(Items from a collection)
(begin)
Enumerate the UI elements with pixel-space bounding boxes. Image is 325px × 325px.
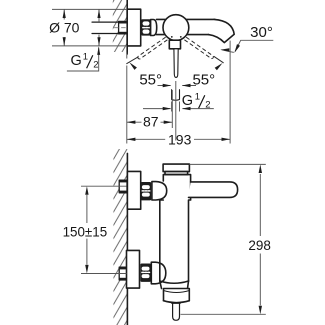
svg-text:193: 193: [168, 131, 192, 147]
svg-text:150±15: 150±15: [63, 224, 108, 239]
svg-text:298: 298: [248, 238, 271, 253]
svg-text:87: 87: [143, 114, 159, 130]
svg-text:55°: 55°: [139, 71, 162, 88]
svg-text:Ø 70: Ø 70: [49, 20, 80, 36]
svg-text:30°: 30°: [250, 24, 273, 41]
svg-text:55°: 55°: [192, 71, 215, 88]
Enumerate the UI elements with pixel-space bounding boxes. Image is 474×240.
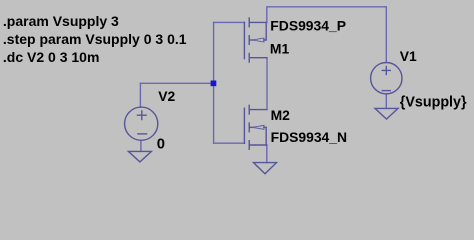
ground below V1: [375, 108, 398, 119]
svg-text:FDS9934_P: FDS9934_P: [270, 18, 346, 34]
voltage source V1: [371, 62, 402, 93]
svg-text:{Vsupply}: {Vsupply}: [400, 95, 467, 111]
junction node gate net: [211, 81, 217, 87]
svg-text:.dc V2 0 3 10m: .dc V2 0 3 10m: [3, 49, 100, 65]
svg-text:0: 0: [157, 136, 165, 152]
wire gate net to M1 gate: [214, 21, 245, 23]
voltage source V2: [125, 107, 158, 140]
wire V2 plus to junction: [140, 82, 213, 84]
wire V2 minus to ground: [140, 140, 142, 151]
wire gate net to M2 gate: [214, 142, 245, 144]
transistor M2 NMOS FDS9934_N: [244, 105, 266, 149]
wire drain net M1 to M2: [266, 58, 268, 110]
wire gate net vertical: [213, 22, 215, 143]
wire V2 top: [139, 83, 141, 107]
svg-text:V1: V1: [400, 48, 417, 64]
ground below M2: [254, 163, 277, 174]
wire V1 minus to ground: [385, 94, 387, 109]
transistor M1 PMOS FDS9934_P: [244, 18, 266, 62]
wire M2 source to ground: [266, 145, 268, 163]
svg-text:M1: M1: [270, 40, 290, 56]
svg-text:FDS9934_N: FDS9934_N: [271, 129, 347, 145]
ground below V2: [128, 151, 151, 162]
svg-text:V2: V2: [158, 88, 175, 104]
wire top supply: M1 source pin up, right to V1 top: [267, 7, 387, 63]
svg-text:M2: M2: [271, 107, 291, 123]
svg-text:.param Vsupply 3: .param Vsupply 3: [3, 13, 119, 29]
svg-text:.step param Vsupply 0 3 0.1: .step param Vsupply 0 3 0.1: [3, 31, 187, 47]
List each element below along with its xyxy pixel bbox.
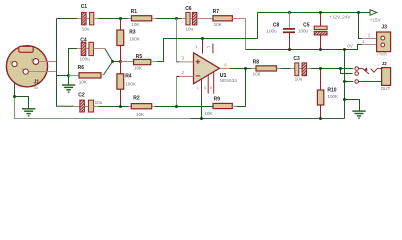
svg-text:C1: C1 (81, 4, 88, 10)
svg-text:R5: R5 (136, 54, 143, 60)
J1 pin holes (12, 61, 17, 66)
resistor R6 10K (69, 65, 104, 84)
svg-text:1: 1 (196, 45, 198, 49)
capacitor C1 10u (81, 4, 94, 31)
svg-text:v+: v+ (207, 45, 211, 49)
svg-text:10K: 10K (214, 22, 223, 27)
J2 switch contact (359, 69, 382, 74)
svg-text:10K: 10K (134, 66, 143, 71)
connector J1 (XLR) body (6, 46, 47, 87)
wire: to right ground (345, 100, 360, 111)
wire: loop up to +V rail (257, 13, 259, 39)
svg-text:In: In (34, 85, 38, 90)
wire: C3 to jack (311, 68, 354, 70)
wire: XLR pin3 lead (29, 71, 57, 73)
wire: R8 to C3 (281, 68, 291, 70)
wire: J3 pin1 lead (362, 44, 377, 46)
svg-text:2: 2 (31, 58, 33, 62)
resistor R2 10K (129, 96, 155, 118)
wire: down to R10 (320, 69, 322, 91)
svg-text:R1: R1 (131, 9, 138, 15)
svg-text:NE5534: NE5534 (220, 78, 238, 84)
capacitor C5 100u (298, 13, 327, 50)
svg-text:+12V..24V: +12V..24V (329, 14, 351, 19)
ground (right) (352, 111, 365, 118)
svg-text:C3: C3 (293, 56, 300, 62)
wire: R5 up to top loop (157, 39, 258, 62)
op-amp U1 NE5534 (177, 39, 238, 94)
node: input node dot2 (119, 60, 122, 63)
svg-text:J2: J2 (382, 61, 388, 66)
0V rail (246, 45, 362, 50)
svg-text:100: 100 (253, 71, 261, 76)
svg-text:C2: C2 (78, 93, 85, 99)
wire: XLR pin2 lead (39, 61, 57, 63)
svg-text:100K: 100K (129, 37, 141, 42)
connector J2 jack contacts (355, 67, 359, 84)
svg-text:R6: R6 (78, 65, 85, 71)
svg-text:R9: R9 (214, 97, 221, 103)
wire: input vertical from XLR pin1 (14, 66, 16, 97)
wire: R2 to R9 (155, 106, 214, 108)
svg-text:0V: 0V (347, 44, 352, 49)
wire: node T to C6 (177, 18, 182, 20)
wire: C4 diagonal to node (105, 49, 113, 62)
svg-text:100u: 100u (80, 56, 91, 61)
+V rail (258, 12, 371, 14)
wire: op-amp V- down to bus (201, 94, 203, 119)
wire: dot1-dot2 (113, 61, 121, 63)
svg-text:J3: J3 (381, 24, 387, 30)
svg-text:10K: 10K (136, 112, 145, 117)
svg-text:PWR: PWR (377, 52, 387, 57)
wire: stub to left ground (15, 97, 29, 109)
resistor R1 10K (128, 9, 156, 27)
svg-text:10u: 10u (295, 77, 303, 82)
ground (left, chassis) (22, 109, 35, 116)
svg-text:R3: R3 (129, 30, 136, 36)
capacitor C8 100u (266, 13, 295, 50)
svg-text:100K: 100K (327, 94, 339, 99)
wire: J3 pin2 branch (359, 13, 362, 39)
svg-text:U1: U1 (220, 73, 227, 79)
resistor R9 10K (204, 97, 236, 116)
svg-text:C6: C6 (185, 6, 192, 12)
wire: vertical feedback x=176 lower (176, 77, 178, 107)
svg-text:100K: 100K (125, 82, 137, 87)
wire: C6 to R7 (197, 18, 213, 20)
capacitor C2 10u (78, 93, 102, 112)
node: XLR ground junction (13, 95, 16, 98)
wire: C2 to R2 (98, 106, 129, 108)
wire: C1 to R1 (94, 18, 98, 20)
svg-text:8: 8 (210, 86, 212, 90)
resistor R7 10K (213, 9, 246, 27)
top stub V+ (212, 44, 214, 54)
svg-text:+15V: +15V (370, 17, 382, 22)
connector J3 body (362, 24, 390, 56)
wire: R1 to node T (156, 18, 177, 20)
capacitor C6 10u (185, 6, 197, 32)
ground (under XLR) (62, 76, 75, 93)
svg-text:5: 5 (204, 86, 206, 90)
node: input bias junction (67, 74, 70, 77)
svg-text:10u: 10u (185, 26, 193, 31)
resistor R8 100 (252, 59, 281, 76)
svg-text:1: 1 (10, 60, 12, 64)
wire: 0V vertical drop (344, 50, 346, 119)
wire: R6 diagonal to dot1 (104, 62, 113, 75)
pin 3 (177, 61, 180, 63)
svg-text:10K: 10K (79, 80, 88, 85)
svg-text:R4: R4 (125, 74, 132, 80)
wire: R7 down to 0V rail (245, 19, 247, 50)
svg-text:R2: R2 (133, 96, 140, 102)
power flag +15V (370, 10, 377, 16)
svg-text:100u: 100u (298, 29, 309, 34)
wire: bottom 0V bus (15, 97, 191, 119)
svg-text:C4: C4 (80, 37, 87, 43)
bottom pins (201, 79, 203, 93)
node: op-amp top pin junction (201, 37, 204, 40)
node T: R1/C6 junction (175, 17, 178, 20)
wire: main input vertical x=56 (56, 19, 58, 107)
svg-text:R8: R8 (253, 59, 260, 65)
pin 6 output (220, 68, 230, 70)
resistor R4 100K (117, 62, 137, 107)
wire: top horizontal to C1 (57, 18, 78, 20)
wire: jack sleeve to 0V vertical (345, 81, 354, 83)
resistor R3 100K (117, 19, 141, 62)
wire: output node (230, 68, 252, 70)
svg-text:R7: R7 (213, 9, 220, 15)
svg-text:10K: 10K (204, 111, 213, 116)
capacitor C4 100u (69, 37, 105, 75)
wire: bottom feedback run (56, 105, 74, 107)
top pin (bal) (202, 39, 204, 54)
node: R3 top (119, 17, 122, 20)
svg-text:10K: 10K (131, 22, 140, 27)
J2 sleeve lead to box (359, 81, 382, 83)
svg-text:10u: 10u (95, 100, 103, 105)
wire: jack ring branch (341, 69, 353, 74)
svg-text:1: 1 (197, 86, 199, 90)
svg-text:OUT: OUT (381, 86, 391, 91)
pin 2 (177, 76, 180, 78)
resistor R10 100K (317, 88, 339, 119)
wire: to input ground dot (57, 75, 69, 77)
svg-text:3: 3 (22, 68, 24, 72)
svg-text:R10: R10 (327, 88, 336, 94)
resistor R5 10K (121, 54, 158, 70)
svg-text:100u: 100u (266, 29, 277, 34)
wire: vertical input feed x=176 upper (176, 19, 178, 62)
node: input node dot1 (111, 60, 114, 63)
capacitor C3 10u (293, 56, 310, 81)
svg-text:10u: 10u (82, 26, 90, 31)
node: right ground tap (343, 98, 346, 101)
connector J2 body (382, 68, 391, 86)
wire: R9 to output vertical (237, 106, 246, 108)
wire: output down to R9 (245, 69, 247, 107)
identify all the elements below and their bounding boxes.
(end)
Reproduce, character for character, the stretch from the first of the items above through the line containing "Image is 474×240.", both ends included. Leave out the pictures.

● **SOLUTION FOR THIS TASK**
Enumerate the UI elements with pixel-space bounding boxes. Image is 325px × 325px.
svg-text:193: 193: [168, 131, 192, 147]
svg-text:150±15: 150±15: [63, 224, 108, 239]
svg-text:298: 298: [248, 238, 271, 253]
svg-text:87: 87: [143, 114, 159, 130]
svg-text:55°: 55°: [139, 71, 162, 88]
svg-text:Ø 70: Ø 70: [49, 20, 80, 36]
svg-text:30°: 30°: [250, 24, 273, 41]
svg-text:55°: 55°: [192, 71, 215, 88]
Enumerate the UI elements with pixel-space bounding boxes. Image is 474×240.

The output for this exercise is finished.